═══ Excerpted data ═══

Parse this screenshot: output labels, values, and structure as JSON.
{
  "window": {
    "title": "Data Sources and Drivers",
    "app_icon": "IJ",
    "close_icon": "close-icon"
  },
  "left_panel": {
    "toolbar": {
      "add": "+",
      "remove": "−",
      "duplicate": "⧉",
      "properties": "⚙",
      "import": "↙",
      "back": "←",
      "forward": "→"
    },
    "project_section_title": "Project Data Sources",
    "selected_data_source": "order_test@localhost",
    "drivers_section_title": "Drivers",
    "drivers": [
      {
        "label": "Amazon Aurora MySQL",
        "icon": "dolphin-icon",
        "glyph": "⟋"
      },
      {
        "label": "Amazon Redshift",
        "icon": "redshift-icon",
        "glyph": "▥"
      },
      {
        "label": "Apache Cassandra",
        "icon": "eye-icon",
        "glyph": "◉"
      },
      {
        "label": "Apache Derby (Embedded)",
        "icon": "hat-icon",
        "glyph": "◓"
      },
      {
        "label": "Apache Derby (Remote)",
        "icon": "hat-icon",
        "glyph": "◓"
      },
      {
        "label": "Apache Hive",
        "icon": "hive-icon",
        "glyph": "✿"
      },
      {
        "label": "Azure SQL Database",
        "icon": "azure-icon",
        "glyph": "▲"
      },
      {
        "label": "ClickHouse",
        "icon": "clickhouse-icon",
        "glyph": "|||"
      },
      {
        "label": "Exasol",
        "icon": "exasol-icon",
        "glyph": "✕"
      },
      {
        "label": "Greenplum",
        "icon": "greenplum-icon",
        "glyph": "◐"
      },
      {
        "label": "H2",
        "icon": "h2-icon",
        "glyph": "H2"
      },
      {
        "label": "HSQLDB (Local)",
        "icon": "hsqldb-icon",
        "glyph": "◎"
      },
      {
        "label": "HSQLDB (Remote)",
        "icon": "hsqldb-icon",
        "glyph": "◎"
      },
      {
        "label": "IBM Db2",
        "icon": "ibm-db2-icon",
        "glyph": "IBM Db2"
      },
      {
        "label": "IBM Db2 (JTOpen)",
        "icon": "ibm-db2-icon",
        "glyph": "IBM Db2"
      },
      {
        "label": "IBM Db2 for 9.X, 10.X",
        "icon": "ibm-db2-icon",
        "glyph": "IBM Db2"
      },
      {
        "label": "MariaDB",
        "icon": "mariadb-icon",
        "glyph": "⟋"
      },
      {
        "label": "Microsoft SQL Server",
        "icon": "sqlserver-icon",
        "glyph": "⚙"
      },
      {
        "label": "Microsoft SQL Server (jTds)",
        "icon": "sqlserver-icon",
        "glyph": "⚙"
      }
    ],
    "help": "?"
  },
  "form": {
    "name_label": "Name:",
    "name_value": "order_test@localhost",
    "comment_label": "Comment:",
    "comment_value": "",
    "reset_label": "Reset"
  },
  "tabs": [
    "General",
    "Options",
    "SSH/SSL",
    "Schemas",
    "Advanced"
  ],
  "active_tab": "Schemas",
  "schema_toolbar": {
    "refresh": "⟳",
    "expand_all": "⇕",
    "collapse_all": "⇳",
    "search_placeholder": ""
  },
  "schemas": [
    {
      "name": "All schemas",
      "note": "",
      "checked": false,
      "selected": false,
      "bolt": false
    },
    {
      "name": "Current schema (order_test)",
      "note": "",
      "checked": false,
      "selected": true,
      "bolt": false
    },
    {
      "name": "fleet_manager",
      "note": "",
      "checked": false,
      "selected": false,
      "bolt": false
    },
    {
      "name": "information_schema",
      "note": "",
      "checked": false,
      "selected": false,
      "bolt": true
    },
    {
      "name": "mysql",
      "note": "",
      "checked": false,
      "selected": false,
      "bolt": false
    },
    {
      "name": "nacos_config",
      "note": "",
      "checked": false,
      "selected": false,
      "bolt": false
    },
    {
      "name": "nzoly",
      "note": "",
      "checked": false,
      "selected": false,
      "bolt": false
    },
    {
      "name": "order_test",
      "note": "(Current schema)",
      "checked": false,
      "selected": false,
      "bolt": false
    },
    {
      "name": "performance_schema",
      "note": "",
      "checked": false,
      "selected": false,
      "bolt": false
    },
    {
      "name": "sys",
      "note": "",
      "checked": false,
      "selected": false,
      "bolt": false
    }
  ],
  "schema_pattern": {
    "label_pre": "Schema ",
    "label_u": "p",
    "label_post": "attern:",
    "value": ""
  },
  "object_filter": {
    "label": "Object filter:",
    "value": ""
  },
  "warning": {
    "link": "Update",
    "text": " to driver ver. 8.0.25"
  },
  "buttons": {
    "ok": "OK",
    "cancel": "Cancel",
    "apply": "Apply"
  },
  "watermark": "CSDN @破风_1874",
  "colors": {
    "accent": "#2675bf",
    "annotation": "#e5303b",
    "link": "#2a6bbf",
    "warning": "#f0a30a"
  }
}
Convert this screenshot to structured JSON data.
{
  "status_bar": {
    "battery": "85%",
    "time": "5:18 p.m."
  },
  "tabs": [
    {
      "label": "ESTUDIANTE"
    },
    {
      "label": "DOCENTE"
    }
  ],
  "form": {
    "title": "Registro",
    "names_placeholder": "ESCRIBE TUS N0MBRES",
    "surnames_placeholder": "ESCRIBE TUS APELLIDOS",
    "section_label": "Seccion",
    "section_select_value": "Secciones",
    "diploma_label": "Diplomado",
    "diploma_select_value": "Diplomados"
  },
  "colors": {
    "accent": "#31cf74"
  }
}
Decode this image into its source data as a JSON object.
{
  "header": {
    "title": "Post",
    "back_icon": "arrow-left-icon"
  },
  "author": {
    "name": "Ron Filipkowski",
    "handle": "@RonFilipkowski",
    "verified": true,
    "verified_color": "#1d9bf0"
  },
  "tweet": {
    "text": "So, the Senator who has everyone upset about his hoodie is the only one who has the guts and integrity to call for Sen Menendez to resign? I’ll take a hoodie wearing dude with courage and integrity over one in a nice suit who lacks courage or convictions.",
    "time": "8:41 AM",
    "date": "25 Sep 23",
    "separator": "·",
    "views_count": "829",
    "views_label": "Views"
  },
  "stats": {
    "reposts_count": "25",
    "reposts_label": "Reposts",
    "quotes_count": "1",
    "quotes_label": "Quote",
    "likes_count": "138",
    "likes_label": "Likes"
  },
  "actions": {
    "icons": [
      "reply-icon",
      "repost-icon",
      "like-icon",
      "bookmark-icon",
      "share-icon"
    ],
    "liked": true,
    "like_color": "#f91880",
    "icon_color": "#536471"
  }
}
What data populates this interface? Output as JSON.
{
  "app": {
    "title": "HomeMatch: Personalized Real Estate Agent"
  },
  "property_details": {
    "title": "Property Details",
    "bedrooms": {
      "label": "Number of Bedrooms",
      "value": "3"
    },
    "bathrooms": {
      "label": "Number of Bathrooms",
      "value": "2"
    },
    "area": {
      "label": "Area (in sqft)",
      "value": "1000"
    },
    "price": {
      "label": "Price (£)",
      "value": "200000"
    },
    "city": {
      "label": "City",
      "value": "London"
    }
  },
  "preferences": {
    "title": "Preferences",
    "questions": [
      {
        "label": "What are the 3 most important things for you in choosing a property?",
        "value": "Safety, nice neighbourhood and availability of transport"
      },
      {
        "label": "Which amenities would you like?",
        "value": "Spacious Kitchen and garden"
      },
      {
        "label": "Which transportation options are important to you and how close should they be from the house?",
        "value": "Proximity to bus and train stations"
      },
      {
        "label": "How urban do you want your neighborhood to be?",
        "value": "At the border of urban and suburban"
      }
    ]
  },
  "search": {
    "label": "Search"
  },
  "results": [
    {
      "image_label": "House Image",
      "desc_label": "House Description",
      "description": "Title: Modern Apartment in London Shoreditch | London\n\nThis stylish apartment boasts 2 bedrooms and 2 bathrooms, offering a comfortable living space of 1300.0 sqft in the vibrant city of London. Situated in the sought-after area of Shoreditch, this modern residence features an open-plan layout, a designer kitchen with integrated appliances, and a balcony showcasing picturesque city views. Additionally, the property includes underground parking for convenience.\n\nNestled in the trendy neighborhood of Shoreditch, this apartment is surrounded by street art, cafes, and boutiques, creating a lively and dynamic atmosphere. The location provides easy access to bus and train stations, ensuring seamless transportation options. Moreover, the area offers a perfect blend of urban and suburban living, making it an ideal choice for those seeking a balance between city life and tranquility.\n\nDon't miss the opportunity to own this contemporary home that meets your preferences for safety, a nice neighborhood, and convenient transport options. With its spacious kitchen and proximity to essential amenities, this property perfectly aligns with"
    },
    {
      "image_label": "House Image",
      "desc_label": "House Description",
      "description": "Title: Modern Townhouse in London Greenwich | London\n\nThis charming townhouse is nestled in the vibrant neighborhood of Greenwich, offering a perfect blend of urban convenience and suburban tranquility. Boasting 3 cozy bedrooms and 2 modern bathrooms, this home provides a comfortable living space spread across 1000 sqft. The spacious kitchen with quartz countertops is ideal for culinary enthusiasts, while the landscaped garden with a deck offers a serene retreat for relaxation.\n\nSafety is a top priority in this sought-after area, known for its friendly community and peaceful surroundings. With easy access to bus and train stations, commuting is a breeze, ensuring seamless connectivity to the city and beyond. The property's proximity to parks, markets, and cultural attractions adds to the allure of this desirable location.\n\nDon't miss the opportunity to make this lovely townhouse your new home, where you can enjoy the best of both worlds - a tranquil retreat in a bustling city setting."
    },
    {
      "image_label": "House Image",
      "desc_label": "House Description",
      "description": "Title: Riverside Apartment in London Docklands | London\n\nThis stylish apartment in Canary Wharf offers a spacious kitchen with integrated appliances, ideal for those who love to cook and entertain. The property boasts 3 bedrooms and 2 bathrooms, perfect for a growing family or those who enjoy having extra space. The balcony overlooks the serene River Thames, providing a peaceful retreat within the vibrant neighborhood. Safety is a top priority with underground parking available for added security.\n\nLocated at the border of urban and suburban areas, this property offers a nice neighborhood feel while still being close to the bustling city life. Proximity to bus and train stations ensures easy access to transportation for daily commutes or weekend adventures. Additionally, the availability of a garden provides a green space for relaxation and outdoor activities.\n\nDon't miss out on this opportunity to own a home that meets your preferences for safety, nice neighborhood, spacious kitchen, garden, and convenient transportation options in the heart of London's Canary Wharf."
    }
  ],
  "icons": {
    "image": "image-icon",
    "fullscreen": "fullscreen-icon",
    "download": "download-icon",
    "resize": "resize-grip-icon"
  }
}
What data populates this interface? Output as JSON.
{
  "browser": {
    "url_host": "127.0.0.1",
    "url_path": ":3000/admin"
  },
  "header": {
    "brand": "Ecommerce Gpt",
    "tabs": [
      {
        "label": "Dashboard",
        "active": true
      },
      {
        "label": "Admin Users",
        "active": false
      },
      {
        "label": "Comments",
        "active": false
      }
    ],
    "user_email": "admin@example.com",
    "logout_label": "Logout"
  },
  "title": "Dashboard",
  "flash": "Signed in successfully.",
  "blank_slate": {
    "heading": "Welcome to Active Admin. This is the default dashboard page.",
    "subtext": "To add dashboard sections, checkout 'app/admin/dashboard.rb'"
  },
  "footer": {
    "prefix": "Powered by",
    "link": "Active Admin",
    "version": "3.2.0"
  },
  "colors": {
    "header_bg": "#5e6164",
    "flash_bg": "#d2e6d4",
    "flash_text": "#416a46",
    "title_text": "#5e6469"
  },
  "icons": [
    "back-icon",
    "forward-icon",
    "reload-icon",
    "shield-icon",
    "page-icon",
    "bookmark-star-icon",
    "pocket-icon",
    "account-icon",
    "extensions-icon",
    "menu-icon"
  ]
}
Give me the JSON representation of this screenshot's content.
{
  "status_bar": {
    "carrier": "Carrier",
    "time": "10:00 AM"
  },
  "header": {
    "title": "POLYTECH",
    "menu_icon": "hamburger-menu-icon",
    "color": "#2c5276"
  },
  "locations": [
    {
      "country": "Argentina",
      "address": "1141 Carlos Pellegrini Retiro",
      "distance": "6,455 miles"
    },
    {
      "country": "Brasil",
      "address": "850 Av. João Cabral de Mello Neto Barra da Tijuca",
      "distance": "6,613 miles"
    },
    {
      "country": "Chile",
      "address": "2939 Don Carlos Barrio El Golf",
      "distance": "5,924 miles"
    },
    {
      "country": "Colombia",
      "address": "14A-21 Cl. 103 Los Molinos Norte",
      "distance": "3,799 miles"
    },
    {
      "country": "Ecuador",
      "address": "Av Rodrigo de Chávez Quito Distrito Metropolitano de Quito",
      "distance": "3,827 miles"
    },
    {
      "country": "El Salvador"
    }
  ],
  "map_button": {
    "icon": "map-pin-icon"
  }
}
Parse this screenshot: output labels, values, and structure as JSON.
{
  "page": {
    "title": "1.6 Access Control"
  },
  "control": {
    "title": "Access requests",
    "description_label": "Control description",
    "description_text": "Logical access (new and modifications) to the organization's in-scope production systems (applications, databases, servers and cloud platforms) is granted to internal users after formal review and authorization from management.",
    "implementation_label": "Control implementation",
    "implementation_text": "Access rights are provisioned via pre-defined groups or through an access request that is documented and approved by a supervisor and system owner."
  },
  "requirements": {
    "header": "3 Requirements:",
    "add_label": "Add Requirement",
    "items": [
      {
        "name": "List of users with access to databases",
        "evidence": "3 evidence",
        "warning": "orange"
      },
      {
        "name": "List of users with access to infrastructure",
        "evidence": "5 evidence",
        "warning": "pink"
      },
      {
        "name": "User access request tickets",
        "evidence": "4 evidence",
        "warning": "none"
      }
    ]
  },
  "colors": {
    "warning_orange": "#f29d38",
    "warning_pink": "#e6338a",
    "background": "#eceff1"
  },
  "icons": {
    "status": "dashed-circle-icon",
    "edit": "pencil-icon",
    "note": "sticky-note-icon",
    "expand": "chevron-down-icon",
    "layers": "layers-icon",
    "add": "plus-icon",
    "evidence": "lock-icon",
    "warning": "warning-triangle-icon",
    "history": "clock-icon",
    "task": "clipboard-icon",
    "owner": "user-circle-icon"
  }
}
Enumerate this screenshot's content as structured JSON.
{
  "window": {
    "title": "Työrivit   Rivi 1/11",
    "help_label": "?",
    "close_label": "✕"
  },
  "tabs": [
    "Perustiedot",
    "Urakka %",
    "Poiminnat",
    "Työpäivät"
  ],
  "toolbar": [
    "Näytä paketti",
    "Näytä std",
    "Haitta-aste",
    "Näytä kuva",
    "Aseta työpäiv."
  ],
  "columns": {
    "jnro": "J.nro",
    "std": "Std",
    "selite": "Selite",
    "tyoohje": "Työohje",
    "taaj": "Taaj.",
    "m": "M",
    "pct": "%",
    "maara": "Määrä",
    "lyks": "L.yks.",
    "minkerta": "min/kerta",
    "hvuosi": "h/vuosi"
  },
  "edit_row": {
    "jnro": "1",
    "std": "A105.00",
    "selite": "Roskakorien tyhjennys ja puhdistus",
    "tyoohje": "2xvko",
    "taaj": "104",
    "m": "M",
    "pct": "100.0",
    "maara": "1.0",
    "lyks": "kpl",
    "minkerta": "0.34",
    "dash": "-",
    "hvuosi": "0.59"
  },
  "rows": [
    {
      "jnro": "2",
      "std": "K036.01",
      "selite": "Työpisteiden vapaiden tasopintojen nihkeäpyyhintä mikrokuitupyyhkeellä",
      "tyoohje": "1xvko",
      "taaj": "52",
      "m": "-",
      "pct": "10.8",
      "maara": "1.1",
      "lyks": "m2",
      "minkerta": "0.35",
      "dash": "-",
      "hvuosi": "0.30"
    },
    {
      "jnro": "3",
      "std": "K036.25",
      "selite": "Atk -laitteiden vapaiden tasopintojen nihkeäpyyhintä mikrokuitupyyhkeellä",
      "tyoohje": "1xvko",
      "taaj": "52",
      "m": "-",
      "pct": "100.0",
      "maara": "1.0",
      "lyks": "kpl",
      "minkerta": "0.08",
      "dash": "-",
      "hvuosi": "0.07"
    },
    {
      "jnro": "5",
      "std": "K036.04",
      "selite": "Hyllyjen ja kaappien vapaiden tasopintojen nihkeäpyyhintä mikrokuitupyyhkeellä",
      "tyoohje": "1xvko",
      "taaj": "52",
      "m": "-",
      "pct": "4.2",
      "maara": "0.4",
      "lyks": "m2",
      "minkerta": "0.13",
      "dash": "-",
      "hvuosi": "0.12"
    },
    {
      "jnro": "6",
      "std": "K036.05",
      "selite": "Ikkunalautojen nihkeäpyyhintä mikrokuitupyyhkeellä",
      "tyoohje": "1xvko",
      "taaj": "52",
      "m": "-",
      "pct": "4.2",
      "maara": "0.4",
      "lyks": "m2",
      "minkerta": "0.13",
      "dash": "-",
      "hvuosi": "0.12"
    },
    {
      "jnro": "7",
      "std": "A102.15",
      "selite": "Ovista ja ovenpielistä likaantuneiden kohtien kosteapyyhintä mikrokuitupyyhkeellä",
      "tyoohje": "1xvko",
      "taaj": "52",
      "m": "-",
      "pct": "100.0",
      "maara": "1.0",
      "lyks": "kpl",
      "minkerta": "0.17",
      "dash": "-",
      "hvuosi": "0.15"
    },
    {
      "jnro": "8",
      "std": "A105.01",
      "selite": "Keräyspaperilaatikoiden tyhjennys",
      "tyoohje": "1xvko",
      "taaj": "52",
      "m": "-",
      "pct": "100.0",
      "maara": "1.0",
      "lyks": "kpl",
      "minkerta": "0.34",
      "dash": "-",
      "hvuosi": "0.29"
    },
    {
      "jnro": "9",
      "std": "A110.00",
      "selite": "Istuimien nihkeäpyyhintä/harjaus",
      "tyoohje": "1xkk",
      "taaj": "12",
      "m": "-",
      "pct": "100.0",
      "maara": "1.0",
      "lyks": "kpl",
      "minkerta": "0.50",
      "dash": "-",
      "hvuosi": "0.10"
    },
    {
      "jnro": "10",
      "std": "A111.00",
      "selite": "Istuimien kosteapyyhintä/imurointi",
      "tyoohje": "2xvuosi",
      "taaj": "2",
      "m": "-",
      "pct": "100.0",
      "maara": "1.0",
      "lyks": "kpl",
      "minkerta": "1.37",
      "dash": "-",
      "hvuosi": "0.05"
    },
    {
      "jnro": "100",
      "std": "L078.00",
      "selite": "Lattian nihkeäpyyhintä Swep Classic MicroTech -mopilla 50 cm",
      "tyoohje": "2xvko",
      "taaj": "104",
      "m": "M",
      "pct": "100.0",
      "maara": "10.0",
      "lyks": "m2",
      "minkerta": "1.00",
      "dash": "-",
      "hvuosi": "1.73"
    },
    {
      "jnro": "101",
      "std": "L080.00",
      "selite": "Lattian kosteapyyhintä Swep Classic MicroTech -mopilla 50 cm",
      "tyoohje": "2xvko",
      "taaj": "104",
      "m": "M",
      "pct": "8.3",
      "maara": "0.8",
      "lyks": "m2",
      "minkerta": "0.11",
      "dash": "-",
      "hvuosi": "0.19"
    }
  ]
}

═══

### Exercise details
Collect the complete line wherever the string "circle" appears in the records.

### Answer to this problem
    "status": "dashed-circle-icon",
    "owner": "user-circle-icon"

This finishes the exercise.